> **Tasks to carry out**:
**a.** Please repeat word for word the part of the Grassington & Threshfield station article below, from "- October 1902: Renamed" to "North Yorkshire, England.".
**b.** Pick up the Grassington & Threshfield station article below after its last sentence and continue it.

==== Passage given ====

- Grassington & Threshfield station soon after closure

General information
- Location: Grassington, North Yorkshire England
- Coordinates: 54°04′14″N 2°00′35″W﻿ / ﻿54.070459°N 2.009800°W
- Grid reference: SD994638
- Platforms: 2

Other information
- Status: Disused

History
- Pre-grouping: Midland Railway
- Post-grouping: London, Midland and Scottish Railway

Key dates
- 30 July 1902: Opened as "Grassington"
- October 1902: Renamed "Grassington & Threshfield"
- 22 September 1930: Closed to passengers
- 11 August 1969: Closed completely

Location

= Grassington & Threshfield railway station =

Disused railway station in North Yorkshire, England

Grassington & Threshfield railway station (or Threshfield station) was a railway station that served the town of Grassington and village of Threshfield, in North Yorkshire, England.

== History ==
The Yorkshire Dales Railway constructed the line to Grassington & Threshfield, with services operated by the Midland Railway, to provide better links for local villages to the nearby town of Skipton. It diverged at Embsay Junction, and ran through the Dales, with a station at Rylstone, past the then 'Swinden Lime Works' (today known as Swinden Quarry), and a further 3 mi to Threshfield. Despite being the line's terminus, Grassington & Threshfield was built as a through station, because there were proposals to continue the line further north up the Dales to Kettlewell, and thence to Leyburn, to join the line to Hawes on the Wensleydale Railway. That was never done.

==== Supplied data ====

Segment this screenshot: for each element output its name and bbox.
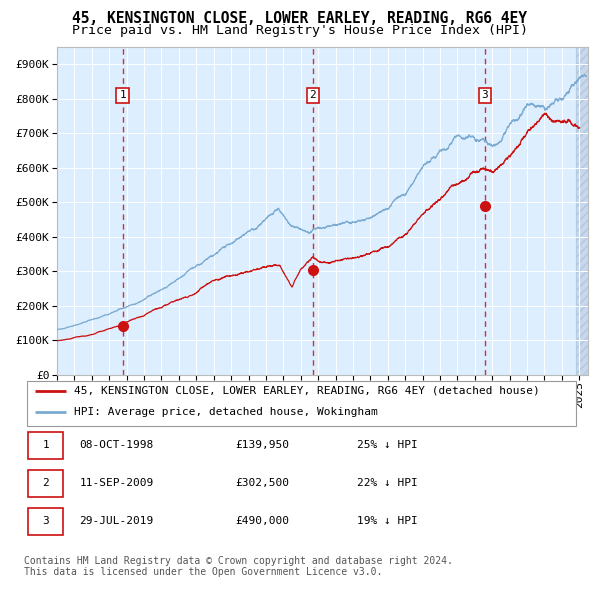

====

> **Answers**:
**a.**
- October 1902: Renamed "Grassington & Threshfield"
- 22 September 1930: Closed to passengers
- 11 August 1969: Closed completely

Location

= Grassington & Threshfield railway station =

Disused railway station in North Yorkshire, England

Grassington & Threshfield railway station (or Threshfield station) was a railway station that served the town of Grassington and village of Threshfield, in North Yorkshire, England.

**b.**
The station, which opened with the line in mid-1902, had two platforms, each with a run-round loop, and a goods shed and cattle dock with their own sidings. Another siding branched west towards Skirethorns Quarry, ending at the rear of a set of terraced houses known as Woodlands Terrace. Limestone was brought down from the quarry by a tramway to Woodlands Terrace, where it was transferred to trains.

On 22 September 1930, after only 28 years, the LMS withdrew regular passenger services due to poor patronage. However, excursion traffic continued for more than 30 years thereafter, as did general goods traffic and stone traffic from the nearby quarry. The end of quarrying in the early 1960s eventually led to the complete closure of the station, and the northern end of the branch, on 11 August 1969.

==The site today==

The track was lifted on the final section north of Swinden Quarry in 1971 and the old station buildings were demolished soon afterwards. A housing estate now occupies the site.

==Embsay Junction==

Embsay Junction was laid at the opening of the line in 1902 to take trains from Skipton to Rylstone Station and Threshfield station. The branch was single throughout.

The other direction was the Skipton to Ilkley Line across the Dales, with stations at Embsay, Bolton Abbey, Addingham and finally ending up at Ilkley. The line was double-tracked, as it formed a useful relief route for the busy main line via Keighley. The Ilkley line was closed in 1966, but the signal box at the junction remained in use until July 1969 (to give access for track-lifting trains and to the quarry siding at Embsay). The remaining double track portion down to Skipton was singled at the same time.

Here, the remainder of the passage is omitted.